#### STORED ROWS:

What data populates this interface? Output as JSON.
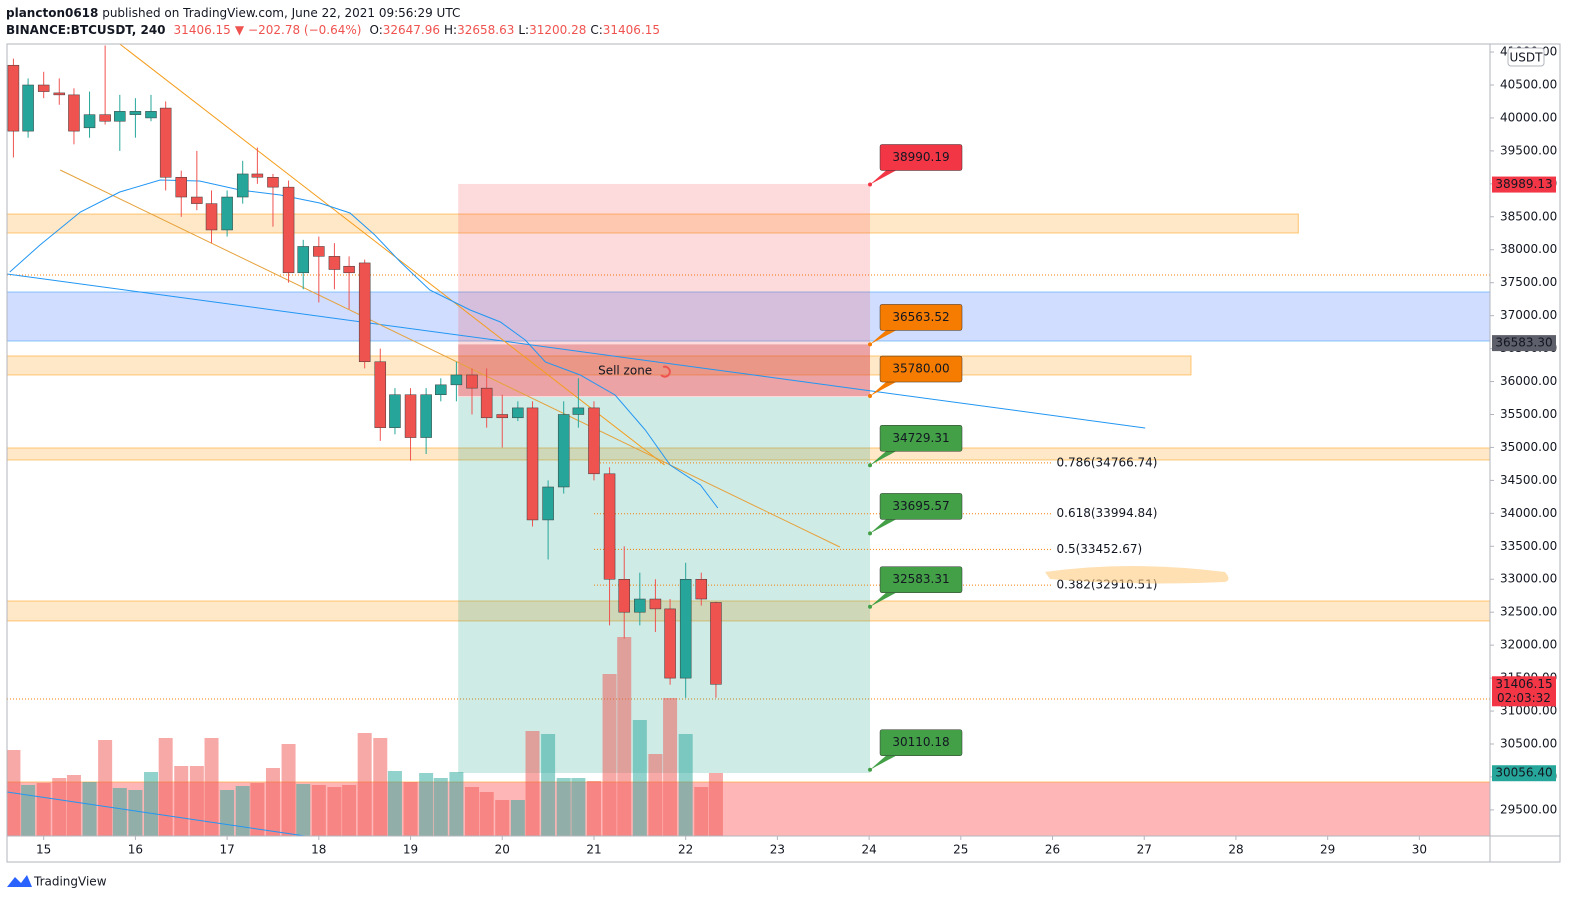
{
  "header": {
    "author": "plancton0618",
    "published": " published on TradingView.com, June 22, 2021 09:56:29 UTC",
    "symbol": "BINANCE:BTCUSDT, 240",
    "last": "31406.15",
    "arrow": "▼",
    "change": "−202.78 (−0.64%)",
    "ohlc": [
      {
        "label": "O:",
        "value": "32647.96"
      },
      {
        "label": "H:",
        "value": "32658.63"
      },
      {
        "label": "L:",
        "value": "31200.28"
      },
      {
        "label": "C:",
        "value": "31406.15"
      }
    ]
  },
  "footer": {
    "brand": "TradingView"
  },
  "chart_data": {
    "type": "candlestick",
    "unit": "USDT",
    "xlim": [
      14.6,
      30.77
    ],
    "ylim": [
      29104,
      41122
    ],
    "vlim": [
      0,
      300
    ],
    "xticks": [
      15,
      16,
      17,
      18,
      19,
      20,
      21,
      22,
      23,
      24,
      25,
      26,
      27,
      28,
      29,
      30
    ],
    "yticks": [
      {
        "value": 29500,
        "label": "29500.00"
      },
      {
        "value": 30000,
        "label": "30000.00"
      },
      {
        "value": 30500,
        "label": "30500.00"
      },
      {
        "value": 31000,
        "label": "31000.00"
      },
      {
        "value": 31500,
        "label": "31500.00"
      },
      {
        "value": 32000,
        "label": "32000.00"
      },
      {
        "value": 32500,
        "label": "32500.00"
      },
      {
        "value": 33000,
        "label": "33000.00"
      },
      {
        "value": 33500,
        "label": "33500.00"
      },
      {
        "value": 34000,
        "label": "34000.00"
      },
      {
        "value": 34500,
        "label": "34500.00"
      },
      {
        "value": 35000,
        "label": "35000.00"
      },
      {
        "value": 35500,
        "label": "35500.00"
      },
      {
        "value": 36000,
        "label": "36000.00"
      },
      {
        "value": 36500,
        "label": "36500.00"
      },
      {
        "value": 37000,
        "label": "37000.00"
      },
      {
        "value": 37500,
        "label": "37500.00"
      },
      {
        "value": 38000,
        "label": "38000.00"
      },
      {
        "value": 38500,
        "label": "38500.00"
      },
      {
        "value": 39000,
        "label": "39000.00"
      },
      {
        "value": 39500,
        "label": "39500.00"
      },
      {
        "value": 40000,
        "label": "40000.00"
      },
      {
        "value": 40500,
        "label": "40500.00"
      },
      {
        "value": 41000,
        "label": "41000.00"
      }
    ],
    "up_color": "#26a69a",
    "down_color": "#ef5350",
    "candles": {
      "x": [
        14.67,
        14.83,
        15,
        15.17,
        15.33,
        15.5,
        15.67,
        15.83,
        16,
        16.17,
        16.33,
        16.5,
        16.67,
        16.83,
        17,
        17.17,
        17.33,
        17.5,
        17.67,
        17.83,
        18,
        18.17,
        18.33,
        18.5,
        18.67,
        18.83,
        19,
        19.17,
        19.33,
        19.5,
        19.67,
        19.83,
        20,
        20.17,
        20.33,
        20.5,
        20.67,
        20.83,
        21,
        21.17,
        21.33,
        21.5,
        21.67,
        21.83,
        22,
        22.17,
        22.33
      ],
      "open": [
        40800,
        39800,
        40500,
        40380,
        40350,
        39850,
        40050,
        39950,
        40050,
        40000,
        40150,
        39100,
        38800,
        38700,
        38300,
        38800,
        39150,
        39100,
        38950,
        37650,
        38050,
        37900,
        37750,
        37800,
        36300,
        35300,
        35800,
        35150,
        35800,
        35950,
        36100,
        35900,
        35500,
        35450,
        35600,
        33900,
        34400,
        35500,
        35600,
        34600,
        33000,
        32500,
        32700,
        32550,
        31500,
        33000,
        32647.96
      ],
      "high": [
        40900,
        40600,
        40700,
        40600,
        40450,
        40400,
        41100,
        40350,
        40300,
        40350,
        40250,
        39200,
        39500,
        38900,
        38900,
        39350,
        39550,
        39150,
        39050,
        38150,
        38200,
        38100,
        37900,
        37850,
        36500,
        35900,
        35900,
        35900,
        36050,
        36300,
        36200,
        36200,
        35800,
        35700,
        35700,
        34500,
        35700,
        36050,
        35700,
        34700,
        33500,
        33100,
        33000,
        32700,
        33250,
        33100,
        32658.63
      ],
      "low": [
        39400,
        39700,
        40300,
        40200,
        39600,
        39700,
        39900,
        39500,
        39700,
        39950,
        38900,
        38500,
        38600,
        38100,
        38200,
        38700,
        39000,
        38350,
        37500,
        37400,
        37200,
        37400,
        37100,
        36200,
        35100,
        35200,
        34800,
        34900,
        35700,
        35700,
        35500,
        35300,
        35000,
        35400,
        33800,
        33300,
        34300,
        35300,
        34500,
        32300,
        32100,
        32300,
        32200,
        31400,
        31200,
        32600,
        31200.28
      ],
      "close": [
        39800,
        40500,
        40400,
        40350,
        39800,
        40050,
        39950,
        40100,
        40100,
        40100,
        39100,
        38800,
        38700,
        38300,
        38800,
        39150,
        39100,
        38950,
        37650,
        38050,
        37900,
        37700,
        37650,
        36300,
        35300,
        35800,
        35150,
        35800,
        35950,
        36100,
        35900,
        35450,
        35450,
        35600,
        33900,
        34400,
        35500,
        35600,
        34600,
        33000,
        32500,
        32700,
        32550,
        31500,
        33000,
        32700,
        31406.15
      ],
      "volume": [
        86,
        51,
        53,
        58,
        61,
        54,
        96,
        48,
        46,
        64,
        98,
        70,
        70,
        98,
        46,
        50,
        53,
        68,
        92,
        52,
        51,
        49,
        51,
        103,
        98,
        65,
        54,
        63,
        58,
        64,
        49,
        44,
        36,
        36,
        105,
        102,
        58,
        58,
        55,
        162,
        199,
        116,
        82,
        138,
        102,
        49,
        63
      ]
    },
    "ma": {
      "color": "#2196f3",
      "x": [
        14.63,
        14.96,
        15.4,
        15.83,
        16.27,
        16.7,
        17.14,
        17.58,
        18.01,
        18.34,
        18.61,
        18.89,
        19.21,
        19.65,
        19.98,
        20.25,
        20.47,
        20.85,
        21.23,
        21.56,
        21.83,
        22.16,
        22.35
      ],
      "y": [
        37662,
        38072,
        38573,
        38876,
        39058,
        39043,
        38906,
        38831,
        38709,
        38558,
        38224,
        37814,
        37389,
        37086,
        36904,
        36630,
        36296,
        36099,
        35796,
        35265,
        34734,
        34430,
        34081
      ]
    },
    "trendlines": [
      {
        "color": "#2196f3",
        "x": [
          14.6,
          27.01
        ],
        "y": [
          37632,
          35295
        ]
      },
      {
        "color": "#2196f3",
        "x": [
          14.6,
          17.85
        ],
        "y": [
          29772,
          29104
        ]
      },
      {
        "color": "#f59d1c",
        "x": [
          15.83,
          21.77
        ],
        "y": [
          41122,
          34733
        ]
      },
      {
        "color": "#e6a23c",
        "x": [
          15.18,
          23.68
        ],
        "y": [
          39210,
          33489
        ]
      }
    ],
    "zones": [
      {
        "color": "#ff9800",
        "y": [
          29104,
          29924
        ],
        "fill": "#ff5252"
      },
      {
        "color": "#2196f3",
        "y": [
          36615,
          37359
        ],
        "fill": "#2962ff"
      },
      {
        "color": "#ff9800",
        "x": [
          14.6,
          28.68
        ],
        "y": [
          38254,
          38542
        ],
        "fill": "#ff9800"
      },
      {
        "color": "#ff9800",
        "x": [
          14.6,
          27.51
        ],
        "y": [
          36100,
          36388
        ],
        "fill": "#ff9800"
      },
      {
        "color": "#ff9800",
        "y": [
          34810,
          34992
        ],
        "fill": "#ff9800"
      },
      {
        "color": "#ff9800",
        "y": [
          32367,
          32670
        ],
        "fill": "#ff9800"
      }
    ],
    "dotted": [
      37617,
      31183
    ],
    "position": {
      "x": [
        19.52,
        24.01
      ],
      "entry": 35766,
      "stop": 38998,
      "target": 30060
    },
    "sell_zone": {
      "x": [
        19.52,
        24.01
      ],
      "y": [
        35780,
        36563.52
      ],
      "label": "Sell zone",
      "label_x": 21.34,
      "label_y": 36160
    },
    "callouts": [
      {
        "value": 38990.19,
        "label": "38990.19",
        "color": "#f23645"
      },
      {
        "value": 36563.52,
        "label": "36563.52",
        "color": "#f57c00"
      },
      {
        "value": 35780,
        "label": "35780.00",
        "color": "#f57c00"
      },
      {
        "value": 34729.31,
        "label": "34729.31",
        "color": "#43a047"
      },
      {
        "value": 33695.57,
        "label": "33695.57",
        "color": "#43a047"
      },
      {
        "value": 32583.31,
        "label": "32583.31",
        "color": "#43a047"
      },
      {
        "value": 30110.18,
        "label": "30110.18",
        "color": "#43a047"
      }
    ],
    "fib": {
      "x": [
        21,
        26
      ],
      "color": "#f57c00",
      "levels": [
        {
          "value": 34766.74,
          "label": "0.786(34766.74)"
        },
        {
          "value": 33994.84,
          "label": "0.618(33994.84)"
        },
        {
          "value": 33452.67,
          "label": "0.5(33452.67)"
        },
        {
          "value": 32910.51,
          "label": "0.382(32910.51)"
        }
      ]
    },
    "price_tags": [
      {
        "value": 38989.13,
        "label": "38989.13",
        "color": "#f23645"
      },
      {
        "value": 36583.3,
        "label": "36583.30",
        "color": "#5d606b"
      },
      {
        "value": 31406.15,
        "label": "31406.15",
        "sub": "02:03:32",
        "color": "#f23645"
      },
      {
        "value": 30056.4,
        "label": "30056.40",
        "color": "#26a69a"
      }
    ]
  }
}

#### AIM:
Search the entries for the word "TradingView", then list each line that holds it.

#### WORKED SOLUTION:
    "published": " published on TradingView.com, June 22, 2021 09:56:29 UTC",
    "brand": "TradingView"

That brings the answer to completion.